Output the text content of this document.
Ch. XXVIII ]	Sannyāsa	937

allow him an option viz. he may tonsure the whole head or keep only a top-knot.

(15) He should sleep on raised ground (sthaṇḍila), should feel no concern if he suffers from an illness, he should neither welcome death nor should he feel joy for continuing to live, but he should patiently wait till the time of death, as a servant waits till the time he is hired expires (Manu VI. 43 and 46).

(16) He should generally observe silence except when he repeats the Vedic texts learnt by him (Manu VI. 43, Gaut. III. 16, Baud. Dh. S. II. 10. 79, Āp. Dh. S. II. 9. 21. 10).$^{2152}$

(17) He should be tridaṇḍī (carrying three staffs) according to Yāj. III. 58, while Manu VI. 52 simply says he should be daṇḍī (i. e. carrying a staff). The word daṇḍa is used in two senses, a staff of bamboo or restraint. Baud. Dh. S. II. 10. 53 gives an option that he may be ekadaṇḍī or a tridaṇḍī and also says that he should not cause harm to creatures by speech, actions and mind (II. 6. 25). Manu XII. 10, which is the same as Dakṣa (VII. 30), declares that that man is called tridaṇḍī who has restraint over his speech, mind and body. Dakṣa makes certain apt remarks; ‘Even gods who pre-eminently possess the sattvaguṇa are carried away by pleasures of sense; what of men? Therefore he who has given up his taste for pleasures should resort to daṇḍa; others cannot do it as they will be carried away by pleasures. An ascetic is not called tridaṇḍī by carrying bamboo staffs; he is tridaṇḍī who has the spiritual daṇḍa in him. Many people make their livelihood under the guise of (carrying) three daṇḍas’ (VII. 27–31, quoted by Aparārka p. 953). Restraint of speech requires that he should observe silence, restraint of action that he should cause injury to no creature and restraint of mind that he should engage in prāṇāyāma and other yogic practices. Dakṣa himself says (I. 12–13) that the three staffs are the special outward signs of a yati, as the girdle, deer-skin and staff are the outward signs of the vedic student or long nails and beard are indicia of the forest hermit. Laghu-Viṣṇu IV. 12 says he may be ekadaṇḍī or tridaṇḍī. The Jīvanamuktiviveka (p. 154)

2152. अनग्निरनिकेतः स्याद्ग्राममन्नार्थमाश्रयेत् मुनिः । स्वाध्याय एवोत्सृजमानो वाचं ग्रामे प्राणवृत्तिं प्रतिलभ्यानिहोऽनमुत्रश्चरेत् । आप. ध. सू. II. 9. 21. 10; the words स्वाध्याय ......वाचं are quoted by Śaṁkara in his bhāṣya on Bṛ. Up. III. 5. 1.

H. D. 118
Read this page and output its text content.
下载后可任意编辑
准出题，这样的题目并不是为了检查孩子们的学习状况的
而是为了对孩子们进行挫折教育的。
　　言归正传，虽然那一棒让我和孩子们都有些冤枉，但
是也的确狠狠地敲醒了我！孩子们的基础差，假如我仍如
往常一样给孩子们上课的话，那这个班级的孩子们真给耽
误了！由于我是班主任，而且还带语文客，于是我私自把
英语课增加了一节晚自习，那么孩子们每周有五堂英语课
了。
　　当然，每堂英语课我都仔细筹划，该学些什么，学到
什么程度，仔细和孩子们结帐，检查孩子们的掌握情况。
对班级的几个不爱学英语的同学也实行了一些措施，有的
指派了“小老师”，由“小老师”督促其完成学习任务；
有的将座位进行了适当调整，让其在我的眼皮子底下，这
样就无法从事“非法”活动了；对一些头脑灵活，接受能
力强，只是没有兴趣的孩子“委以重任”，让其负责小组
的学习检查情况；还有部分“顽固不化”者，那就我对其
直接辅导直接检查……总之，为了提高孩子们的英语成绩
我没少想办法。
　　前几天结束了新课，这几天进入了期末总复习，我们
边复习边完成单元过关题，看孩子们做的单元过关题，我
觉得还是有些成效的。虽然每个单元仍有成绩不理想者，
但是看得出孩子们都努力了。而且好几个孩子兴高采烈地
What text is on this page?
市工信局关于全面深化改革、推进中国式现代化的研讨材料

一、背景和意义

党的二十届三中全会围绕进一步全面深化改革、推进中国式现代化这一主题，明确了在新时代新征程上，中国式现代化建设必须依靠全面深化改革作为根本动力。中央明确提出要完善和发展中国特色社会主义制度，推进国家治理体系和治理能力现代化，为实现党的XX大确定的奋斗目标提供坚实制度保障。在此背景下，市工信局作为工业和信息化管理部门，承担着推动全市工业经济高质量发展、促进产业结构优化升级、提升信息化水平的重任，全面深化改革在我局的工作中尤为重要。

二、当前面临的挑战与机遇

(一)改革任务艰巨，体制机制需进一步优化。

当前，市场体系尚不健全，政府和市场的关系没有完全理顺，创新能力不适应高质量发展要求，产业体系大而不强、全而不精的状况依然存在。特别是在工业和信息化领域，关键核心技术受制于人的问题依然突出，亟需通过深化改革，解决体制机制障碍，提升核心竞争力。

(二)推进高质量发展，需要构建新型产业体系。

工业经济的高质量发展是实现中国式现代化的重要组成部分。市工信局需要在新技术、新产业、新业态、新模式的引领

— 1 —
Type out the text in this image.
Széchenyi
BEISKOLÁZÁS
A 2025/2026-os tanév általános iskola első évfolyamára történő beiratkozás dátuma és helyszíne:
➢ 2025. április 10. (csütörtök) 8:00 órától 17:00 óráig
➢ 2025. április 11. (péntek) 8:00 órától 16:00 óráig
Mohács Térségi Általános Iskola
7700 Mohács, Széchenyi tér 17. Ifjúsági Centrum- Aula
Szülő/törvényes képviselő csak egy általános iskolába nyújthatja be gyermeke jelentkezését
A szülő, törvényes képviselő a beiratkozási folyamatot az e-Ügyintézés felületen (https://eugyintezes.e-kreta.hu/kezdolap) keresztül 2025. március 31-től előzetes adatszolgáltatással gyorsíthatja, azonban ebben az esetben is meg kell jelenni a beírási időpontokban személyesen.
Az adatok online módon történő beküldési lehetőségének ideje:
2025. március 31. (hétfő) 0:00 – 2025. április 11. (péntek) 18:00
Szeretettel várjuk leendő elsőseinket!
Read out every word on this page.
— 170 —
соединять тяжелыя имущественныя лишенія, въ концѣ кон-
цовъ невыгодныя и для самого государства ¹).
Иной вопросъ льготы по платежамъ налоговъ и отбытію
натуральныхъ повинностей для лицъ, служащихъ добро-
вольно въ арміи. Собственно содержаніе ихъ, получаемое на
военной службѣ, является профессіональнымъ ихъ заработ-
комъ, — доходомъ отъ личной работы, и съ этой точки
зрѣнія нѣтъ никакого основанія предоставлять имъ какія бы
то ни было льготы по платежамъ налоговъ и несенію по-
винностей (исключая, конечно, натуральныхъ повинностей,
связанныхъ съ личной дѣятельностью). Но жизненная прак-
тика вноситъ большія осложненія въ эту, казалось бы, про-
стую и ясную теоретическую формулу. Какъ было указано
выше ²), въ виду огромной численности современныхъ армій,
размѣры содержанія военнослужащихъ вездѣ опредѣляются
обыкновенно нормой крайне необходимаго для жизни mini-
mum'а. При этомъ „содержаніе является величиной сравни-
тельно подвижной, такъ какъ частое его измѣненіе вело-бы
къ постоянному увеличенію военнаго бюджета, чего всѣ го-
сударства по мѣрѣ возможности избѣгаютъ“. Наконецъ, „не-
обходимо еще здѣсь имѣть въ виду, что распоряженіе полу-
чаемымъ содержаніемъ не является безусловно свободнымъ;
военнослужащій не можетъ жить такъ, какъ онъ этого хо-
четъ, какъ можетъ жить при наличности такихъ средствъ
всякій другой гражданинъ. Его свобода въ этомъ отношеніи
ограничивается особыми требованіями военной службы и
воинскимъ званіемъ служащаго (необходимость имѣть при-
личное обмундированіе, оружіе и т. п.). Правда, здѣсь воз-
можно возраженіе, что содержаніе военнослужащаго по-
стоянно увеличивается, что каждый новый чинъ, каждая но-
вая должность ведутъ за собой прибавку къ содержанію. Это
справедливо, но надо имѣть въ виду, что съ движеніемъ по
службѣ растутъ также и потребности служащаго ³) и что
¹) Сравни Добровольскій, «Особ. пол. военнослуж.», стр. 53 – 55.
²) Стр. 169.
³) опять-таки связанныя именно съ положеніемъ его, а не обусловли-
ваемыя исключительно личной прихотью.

§ **TASK BRIEF**: Scan the material above for the string "личной" and return the lines that hold it.

§ **ANSWER FOR THE TASK**:
комъ, — доходомъ отъ личной работы, и съ этой точки
связанныхъ съ личной дѣятельностью). Но жизненная прак-
ваемыя исключительно личной прихотью.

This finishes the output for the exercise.